## Aim
Below are the records; reproduce all of them exactly but without any images.

(Recorded data)
********

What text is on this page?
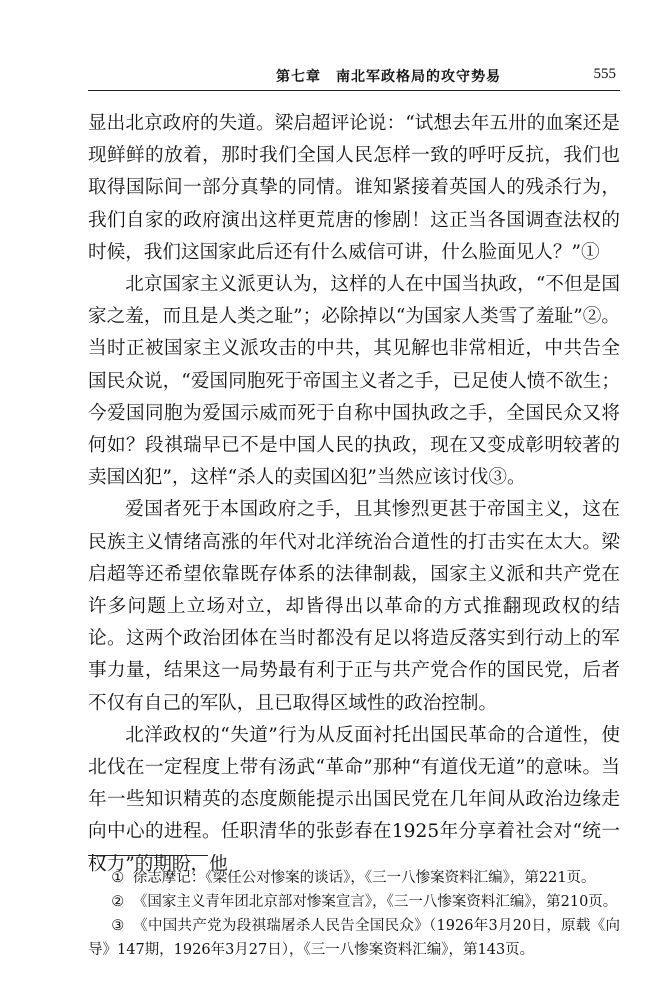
第七章　南北军政格局的攻守势易	555

显出北京政府的失道。梁启超评论说：“试想去年五卅的血案还是现鲜鲜的放着，那时我们全国人民怎样一致的呼吁反抗，我们也取得国际间一部分真挚的同情。谁知紧接着英国人的残杀行为，我们自家的政府演出这样更荒唐的惨剧！这正当各国调查法权的时候，我们这国家此后还有什么威信可讲，什么脸面见人？”①

北京国家主义派更认为，这样的人在中国当执政，“不但是国家之羞，而且是人类之耻”；必除掉以“为国家人类雪了羞耻”②。当时正被国家主义派攻击的中共，其见解也非常相近，中共告全国民众说，“爱国同胞死于帝国主义者之手，已足使人愤不欲生；今爱国同胞为爱国示威而死于自称中国执政之手，全国民众又将何如？段祺瑞早已不是中国人民的执政，现在又变成彰明较著的卖国凶犯”，这样“杀人的卖国凶犯”当然应该讨伐③。

爱国者死于本国政府之手，且其惨烈更甚于帝国主义，这在民族主义情绪高涨的年代对北洋统治合道性的打击实在太大。梁启超等还希望依靠既存体系的法律制裁，国家主义派和共产党在许多问题上立场对立，却皆得出以革命的方式推翻现政权的结论。这两个政治团体在当时都没有足以将造反落实到行动上的军事力量，结果这一局势最有利于正与共产党合作的国民党，后者不仅有自己的军队，且已取得区域性的政治控制。

北洋政权的“失道”行为从反面衬托出国民革命的合道性，使北伐在一定程度上带有汤武“革命”那种“有道伐无道”的意味。当年一些知识精英的态度颇能提示出国民党在几年间从政治边缘走向中心的进程。任职清华的张彭春在1925年分享着社会对“统一权力”的期盼，他

① 徐志摩记：《梁任公对惨案的谈话》，《三一八惨案资料汇编》，第221页。

② 《国家主义青年团北京部对惨案宣言》，《三一八惨案资料汇编》，第210页。

③ 《中国共产党为段祺瑞屠杀人民告全国民众》（1926年3月20日，原载《向导》147期，1926年3月27日），《三一八惨案资料汇编》，第143页。
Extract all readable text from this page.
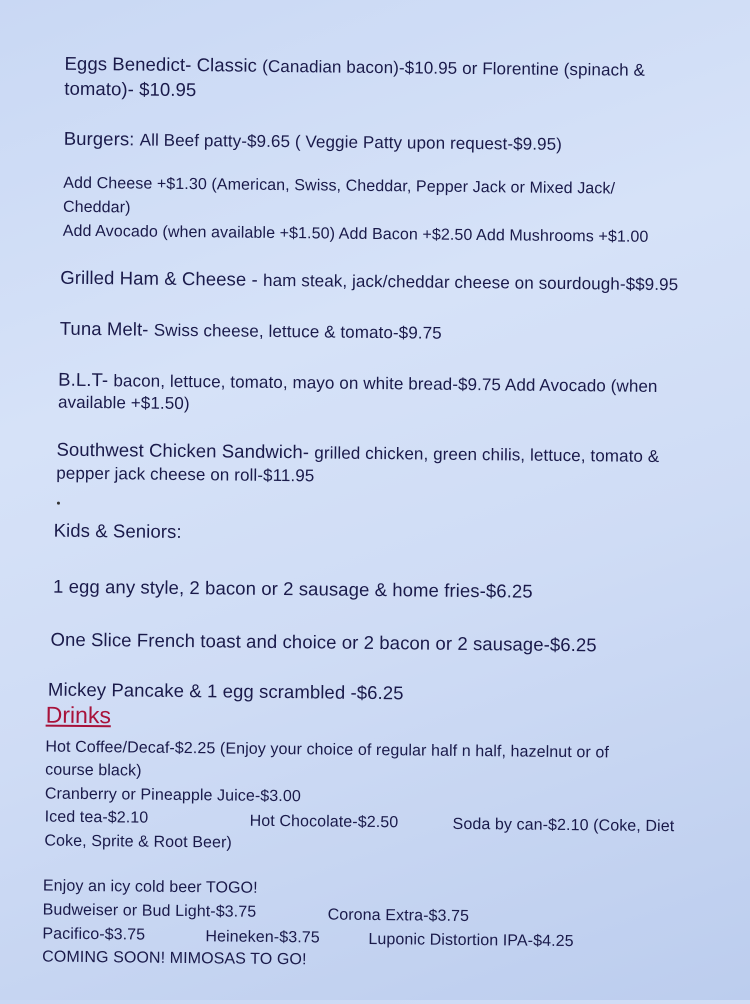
Eggs Benedict- Classic (Canadian bacon)-$10.95 or Florentine (spinach &
tomato)- $10.95
Burgers: All Beef patty-$9.65 ( Veggie Patty upon request-$9.95)
Add Cheese +$1.30 (American, Swiss, Cheddar, Pepper Jack or Mixed Jack/
Cheddar)
Add Avocado (when available +$1.50) Add Bacon +$2.50 Add Mushrooms +$1.00
Grilled Ham & Cheese - ham steak, jack/cheddar cheese on sourdough-$$9.95
Tuna Melt- Swiss cheese, lettuce & tomato-$9.75
B.L.T- bacon, lettuce, tomato, mayo on white bread-$9.75 Add Avocado (when
available +$1.50)
Southwest Chicken Sandwich- grilled chicken, green chilis, lettuce, tomato &
pepper jack cheese on roll-$11.95
Kids & Seniors:
1 egg any style, 2 bacon or 2 sausage & home fries-$6.25
One Slice French toast and choice or 2 bacon or 2 sausage-$6.25
Mickey Pancake & 1 egg scrambled -$6.25
Drinks
Hot Coffee/Decaf-$2.25 (Enjoy your choice of regular half n half, hazelnut or of
course black)
Cranberry or Pineapple Juice-$3.00
Iced tea-$2.10	Hot Chocolate-$2.50	Soda by can-$2.10 (Coke, Diet
Coke, Sprite & Root Beer)
Enjoy an icy cold beer TOGO!
Budweiser or Bud Light-$3.75	Corona Extra-$3.75
Pacifico-$3.75	Heineken-$3.75	Luponic Distortion IPA-$4.25
COMING SOON! MIMOSAS TO GO!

********

## Problem solution
What text is on this page?
第七章　南北军政格局的攻守势易	555

显出北京政府的失道。梁启超评论说：“试想去年五卅的血案还是现鲜鲜的放着，那时我们全国人民怎样一致的呼吁反抗，我们也取得国际间一部分真挚的同情。谁知紧接着英国人的残杀行为，我们自家的政府演出这样更荒唐的惨剧！这正当各国调查法权的时候，我们这国家此后还有什么威信可讲，什么脸面见人？”①

北京国家主义派更认为，这样的人在中国当执政，“不但是国家之羞，而且是人类之耻”；必除掉以“为国家人类雪了羞耻”②。当时正被国家主义派攻击的中共，其见解也非常相近，中共告全国民众说，“爱国同胞死于帝国主义者之手，已足使人愤不欲生；今爱国同胞为爱国示威而死于自称中国执政之手，全国民众又将何如？段祺瑞早已不是中国人民的执政，现在又变成彰明较著的卖国凶犯”，这样“杀人的卖国凶犯”当然应该讨伐③。

爱国者死于本国政府之手，且其惨烈更甚于帝国主义，这在民族主义情绪高涨的年代对北洋统治合道性的打击实在太大。梁启超等还希望依靠既存体系的法律制裁，国家主义派和共产党在许多问题上立场对立，却皆得出以革命的方式推翻现政权的结论。这两个政治团体在当时都没有足以将造反落实到行动上的军事力量，结果这一局势最有利于正与共产党合作的国民党，后者不仅有自己的军队，且已取得区域性的政治控制。

北洋政权的“失道”行为从反面衬托出国民革命的合道性，使北伐在一定程度上带有汤武“革命”那种“有道伐无道”的意味。当年一些知识精英的态度颇能提示出国民党在几年间从政治边缘走向中心的进程。任职清华的张彭春在1925年分享着社会对“统一权力”的期盼，他

① 徐志摩记：《梁任公对惨案的谈话》，《三一八惨案资料汇编》，第221页。

② 《国家主义青年团北京部对惨案宣言》，《三一八惨案资料汇编》，第210页。

③ 《中国共产党为段祺瑞屠杀人民告全国民众》（1926年3月20日，原载《向导》147期，1926年3月27日），《三一八惨案资料汇编》，第143页。
Extract all readable text from this page.
Eggs Benedict- Classic (Canadian bacon)-$10.95 or Florentine (spinach &
tomato)- $10.95
Burgers: All Beef patty-$9.65 ( Veggie Patty upon request-$9.95)
Add Cheese +$1.30 (American, Swiss, Cheddar, Pepper Jack or Mixed Jack/
Cheddar)
Add Avocado (when available +$1.50) Add Bacon +$2.50 Add Mushrooms +$1.00
Grilled Ham & Cheese - ham steak, jack/cheddar cheese on sourdough-$$9.95
Tuna Melt- Swiss cheese, lettuce & tomato-$9.75
B.L.T- bacon, lettuce, tomato, mayo on white bread-$9.75 Add Avocado (when
available +$1.50)
Southwest Chicken Sandwich- grilled chicken, green chilis, lettuce, tomato &
pepper jack cheese on roll-$11.95
Kids & Seniors:
1 egg any style, 2 bacon or 2 sausage & home fries-$6.25
One Slice French toast and choice or 2 bacon or 2 sausage-$6.25
Mickey Pancake & 1 egg scrambled -$6.25
Drinks
Hot Coffee/Decaf-$2.25 (Enjoy your choice of regular half n half, hazelnut or of
course black)
Cranberry or Pineapple Juice-$3.00
Iced tea-$2.10	Hot Chocolate-$2.50	Soda by can-$2.10 (Coke, Diet
Coke, Sprite & Root Beer)
Enjoy an icy cold beer TOGO!
Budweiser or Bud Light-$3.75	Corona Extra-$3.75
Pacifico-$3.75	Heineken-$3.75	Luponic Distortion IPA-$4.25
COMING SOON! MIMOSAS TO GO!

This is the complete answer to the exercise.